Directions »
Copy out all of the items below, substituting "rotated-label" for each occurrence of "vertical-label" and keeping every other character the same.

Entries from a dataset
━━━
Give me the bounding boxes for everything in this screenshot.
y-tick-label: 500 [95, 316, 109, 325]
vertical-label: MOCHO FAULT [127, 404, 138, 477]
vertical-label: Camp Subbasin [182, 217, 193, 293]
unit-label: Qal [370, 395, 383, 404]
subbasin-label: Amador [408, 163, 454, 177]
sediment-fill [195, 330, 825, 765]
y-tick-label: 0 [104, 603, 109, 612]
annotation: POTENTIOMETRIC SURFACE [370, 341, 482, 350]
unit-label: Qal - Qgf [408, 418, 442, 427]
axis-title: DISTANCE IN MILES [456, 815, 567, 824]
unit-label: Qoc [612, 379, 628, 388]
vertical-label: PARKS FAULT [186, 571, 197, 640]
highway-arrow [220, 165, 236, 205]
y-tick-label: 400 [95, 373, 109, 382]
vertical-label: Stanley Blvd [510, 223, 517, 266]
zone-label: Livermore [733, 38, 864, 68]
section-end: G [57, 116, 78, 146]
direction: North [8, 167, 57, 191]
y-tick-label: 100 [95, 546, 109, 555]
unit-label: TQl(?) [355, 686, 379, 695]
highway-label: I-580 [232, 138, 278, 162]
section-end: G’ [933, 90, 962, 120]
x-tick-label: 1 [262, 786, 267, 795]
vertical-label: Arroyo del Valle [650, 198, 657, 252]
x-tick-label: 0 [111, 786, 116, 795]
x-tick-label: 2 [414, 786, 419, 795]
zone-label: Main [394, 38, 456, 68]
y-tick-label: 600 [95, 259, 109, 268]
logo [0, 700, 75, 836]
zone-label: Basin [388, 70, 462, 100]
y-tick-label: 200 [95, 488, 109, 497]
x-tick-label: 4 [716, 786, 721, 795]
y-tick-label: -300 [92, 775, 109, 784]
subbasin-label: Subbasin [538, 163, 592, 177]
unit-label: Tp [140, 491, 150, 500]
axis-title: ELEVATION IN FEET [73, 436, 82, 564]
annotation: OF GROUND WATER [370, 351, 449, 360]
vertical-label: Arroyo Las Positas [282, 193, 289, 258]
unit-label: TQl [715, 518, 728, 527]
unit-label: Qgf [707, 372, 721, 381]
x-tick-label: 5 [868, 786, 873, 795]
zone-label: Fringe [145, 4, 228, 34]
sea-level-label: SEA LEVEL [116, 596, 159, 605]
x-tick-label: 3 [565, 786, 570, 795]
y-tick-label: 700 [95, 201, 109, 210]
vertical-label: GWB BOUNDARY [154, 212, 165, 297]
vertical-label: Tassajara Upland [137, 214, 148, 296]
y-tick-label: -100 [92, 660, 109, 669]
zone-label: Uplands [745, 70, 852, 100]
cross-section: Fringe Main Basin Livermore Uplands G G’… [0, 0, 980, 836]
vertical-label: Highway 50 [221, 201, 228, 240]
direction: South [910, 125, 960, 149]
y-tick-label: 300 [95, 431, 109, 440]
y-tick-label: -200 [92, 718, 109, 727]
━━━
Result for this task »
Give me the bounding boxes for everything in this screenshot.
y-tick-label: 500 [95, 316, 109, 325]
rotated-label: MOCHO FAULT [127, 404, 138, 477]
rotated-label: Camp Subbasin [182, 217, 193, 293]
unit-label: Qal [370, 395, 383, 404]
subbasin-label: Amador [408, 163, 454, 177]
sediment-fill [195, 330, 825, 765]
y-tick-label: 0 [104, 603, 109, 612]
annotation: POTENTIOMETRIC SURFACE [370, 341, 482, 350]
unit-label: Qal - Qgf [408, 418, 442, 427]
axis-title: DISTANCE IN MILES [456, 815, 567, 824]
unit-label: Qoc [612, 379, 628, 388]
rotated-label: PARKS FAULT [186, 571, 197, 640]
highway-arrow [220, 165, 236, 205]
y-tick-label: 400 [95, 373, 109, 382]
rotated-label: Stanley Blvd [510, 223, 517, 266]
zone-label: Livermore [733, 38, 864, 68]
section-end: G [57, 116, 78, 146]
direction: North [8, 167, 57, 191]
y-tick-label: 100 [95, 546, 109, 555]
unit-label: TQl(?) [355, 686, 379, 695]
highway-label: I-580 [232, 138, 278, 162]
section-end: G’ [933, 90, 962, 120]
x-tick-label: 1 [262, 786, 267, 795]
rotated-label: Arroyo del Valle [650, 198, 657, 252]
x-tick-label: 0 [111, 786, 116, 795]
x-tick-label: 2 [414, 786, 419, 795]
zone-label: Main [394, 38, 456, 68]
y-tick-label: 600 [95, 259, 109, 268]
logo [0, 700, 75, 836]
zone-label: Basin [388, 70, 462, 100]
y-tick-label: 200 [95, 488, 109, 497]
x-tick-label: 4 [716, 786, 721, 795]
y-tick-label: -300 [92, 775, 109, 784]
subbasin-label: Subbasin [538, 163, 592, 177]
unit-label: Tp [140, 491, 150, 500]
axis-title: ELEVATION IN FEET [73, 436, 82, 564]
annotation: OF GROUND WATER [370, 351, 449, 360]
rotated-label: Arroyo Las Positas [282, 193, 289, 258]
unit-label: TQl [715, 518, 728, 527]
unit-label: Qgf [707, 372, 721, 381]
x-tick-label: 5 [868, 786, 873, 795]
zone-label: Fringe [145, 4, 228, 34]
sea-level-label: SEA LEVEL [116, 596, 159, 605]
x-tick-label: 3 [565, 786, 570, 795]
y-tick-label: 700 [95, 201, 109, 210]
rotated-label: GWB BOUNDARY [154, 212, 165, 297]
rotated-label: Tassajara Upland [137, 214, 148, 296]
y-tick-label: -100 [92, 660, 109, 669]
zone-label: Uplands [745, 70, 852, 100]
cross-section: Fringe Main Basin Livermore Uplands G G’… [0, 0, 980, 836]
rotated-label: Highway 50 [221, 201, 228, 240]
direction: South [910, 125, 960, 149]
y-tick-label: 300 [95, 431, 109, 440]
y-tick-label: -200 [92, 718, 109, 727]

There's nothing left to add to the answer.